**What to produce**: Show each line of the data below that has the string "VIIб" in it.

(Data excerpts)
____________________

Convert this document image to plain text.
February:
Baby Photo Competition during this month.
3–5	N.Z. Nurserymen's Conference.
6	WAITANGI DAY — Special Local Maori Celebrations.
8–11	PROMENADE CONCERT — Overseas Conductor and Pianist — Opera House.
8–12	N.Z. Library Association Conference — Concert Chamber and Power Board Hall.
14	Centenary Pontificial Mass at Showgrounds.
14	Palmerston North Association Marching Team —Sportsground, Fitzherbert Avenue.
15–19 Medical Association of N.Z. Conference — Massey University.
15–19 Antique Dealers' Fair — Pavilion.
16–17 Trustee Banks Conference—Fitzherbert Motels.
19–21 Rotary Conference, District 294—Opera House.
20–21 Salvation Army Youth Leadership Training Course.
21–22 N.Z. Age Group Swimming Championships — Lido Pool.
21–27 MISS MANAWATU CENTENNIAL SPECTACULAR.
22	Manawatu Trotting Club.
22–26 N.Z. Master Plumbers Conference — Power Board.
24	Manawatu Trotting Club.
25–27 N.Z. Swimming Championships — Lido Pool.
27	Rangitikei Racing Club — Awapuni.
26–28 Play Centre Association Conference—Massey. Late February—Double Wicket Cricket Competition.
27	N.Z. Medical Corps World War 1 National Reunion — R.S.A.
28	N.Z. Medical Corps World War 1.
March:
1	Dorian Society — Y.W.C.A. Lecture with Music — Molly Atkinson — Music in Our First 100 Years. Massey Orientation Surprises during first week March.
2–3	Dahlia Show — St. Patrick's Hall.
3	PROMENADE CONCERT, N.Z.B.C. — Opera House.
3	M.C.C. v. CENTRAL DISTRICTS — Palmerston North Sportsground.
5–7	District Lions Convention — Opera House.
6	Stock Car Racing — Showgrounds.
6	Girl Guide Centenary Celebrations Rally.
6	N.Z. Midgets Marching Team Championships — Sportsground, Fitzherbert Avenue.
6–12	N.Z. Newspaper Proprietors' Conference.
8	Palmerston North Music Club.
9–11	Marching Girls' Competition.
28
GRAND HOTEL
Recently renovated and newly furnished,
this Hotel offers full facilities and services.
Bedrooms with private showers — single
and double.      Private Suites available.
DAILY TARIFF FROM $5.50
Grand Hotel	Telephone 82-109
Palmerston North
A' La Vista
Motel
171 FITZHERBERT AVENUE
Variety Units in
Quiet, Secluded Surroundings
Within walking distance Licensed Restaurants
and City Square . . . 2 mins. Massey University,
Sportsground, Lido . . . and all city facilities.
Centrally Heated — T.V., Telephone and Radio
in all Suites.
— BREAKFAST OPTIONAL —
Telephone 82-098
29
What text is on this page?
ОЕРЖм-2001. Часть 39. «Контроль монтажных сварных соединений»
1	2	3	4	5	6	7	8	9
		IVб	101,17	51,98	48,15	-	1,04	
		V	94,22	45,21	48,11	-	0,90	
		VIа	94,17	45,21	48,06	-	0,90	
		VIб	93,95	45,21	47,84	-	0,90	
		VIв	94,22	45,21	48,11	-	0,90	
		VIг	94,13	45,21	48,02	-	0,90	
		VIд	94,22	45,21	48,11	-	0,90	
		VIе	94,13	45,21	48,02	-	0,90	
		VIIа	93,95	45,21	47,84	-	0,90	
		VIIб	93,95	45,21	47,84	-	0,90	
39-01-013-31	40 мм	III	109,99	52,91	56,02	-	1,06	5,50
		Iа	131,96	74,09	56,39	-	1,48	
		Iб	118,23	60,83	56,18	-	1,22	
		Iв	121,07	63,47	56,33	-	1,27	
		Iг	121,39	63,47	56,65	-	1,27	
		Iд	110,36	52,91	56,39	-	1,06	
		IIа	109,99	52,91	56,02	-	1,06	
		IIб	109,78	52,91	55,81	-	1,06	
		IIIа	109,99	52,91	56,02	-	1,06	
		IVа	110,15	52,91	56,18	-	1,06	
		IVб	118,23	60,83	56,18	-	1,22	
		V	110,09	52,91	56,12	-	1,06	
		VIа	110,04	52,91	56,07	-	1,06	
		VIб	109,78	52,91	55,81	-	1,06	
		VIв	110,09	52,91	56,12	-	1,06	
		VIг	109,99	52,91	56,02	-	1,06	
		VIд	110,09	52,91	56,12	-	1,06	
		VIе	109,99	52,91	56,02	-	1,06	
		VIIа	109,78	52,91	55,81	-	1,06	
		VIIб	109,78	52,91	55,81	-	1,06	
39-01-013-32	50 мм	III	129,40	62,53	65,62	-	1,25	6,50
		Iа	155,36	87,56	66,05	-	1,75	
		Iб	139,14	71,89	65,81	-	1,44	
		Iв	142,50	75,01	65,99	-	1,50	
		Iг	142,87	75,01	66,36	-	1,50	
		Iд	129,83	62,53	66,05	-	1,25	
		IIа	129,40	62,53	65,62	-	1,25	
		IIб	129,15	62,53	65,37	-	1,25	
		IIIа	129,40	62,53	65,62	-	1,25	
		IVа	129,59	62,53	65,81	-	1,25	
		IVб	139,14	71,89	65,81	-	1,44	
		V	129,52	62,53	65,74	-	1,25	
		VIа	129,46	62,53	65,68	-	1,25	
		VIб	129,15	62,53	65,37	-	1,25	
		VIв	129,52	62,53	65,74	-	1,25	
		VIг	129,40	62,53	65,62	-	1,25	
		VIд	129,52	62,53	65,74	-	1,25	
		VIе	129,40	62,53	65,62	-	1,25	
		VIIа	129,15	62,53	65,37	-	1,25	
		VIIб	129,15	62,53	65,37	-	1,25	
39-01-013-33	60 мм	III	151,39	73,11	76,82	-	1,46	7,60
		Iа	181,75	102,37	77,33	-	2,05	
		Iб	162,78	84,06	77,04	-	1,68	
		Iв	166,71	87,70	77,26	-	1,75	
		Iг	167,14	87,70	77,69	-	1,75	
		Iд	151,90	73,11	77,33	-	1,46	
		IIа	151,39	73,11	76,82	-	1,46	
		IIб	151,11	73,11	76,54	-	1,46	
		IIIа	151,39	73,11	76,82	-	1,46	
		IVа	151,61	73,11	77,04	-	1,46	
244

____________________

**Correct result**:
		VIIб	93,95	45,21	47,84	-	0,90	
		VIIб	109,78	52,91	55,81	-	1,06	
		VIIб	129,15	62,53	65,37	-	1,25	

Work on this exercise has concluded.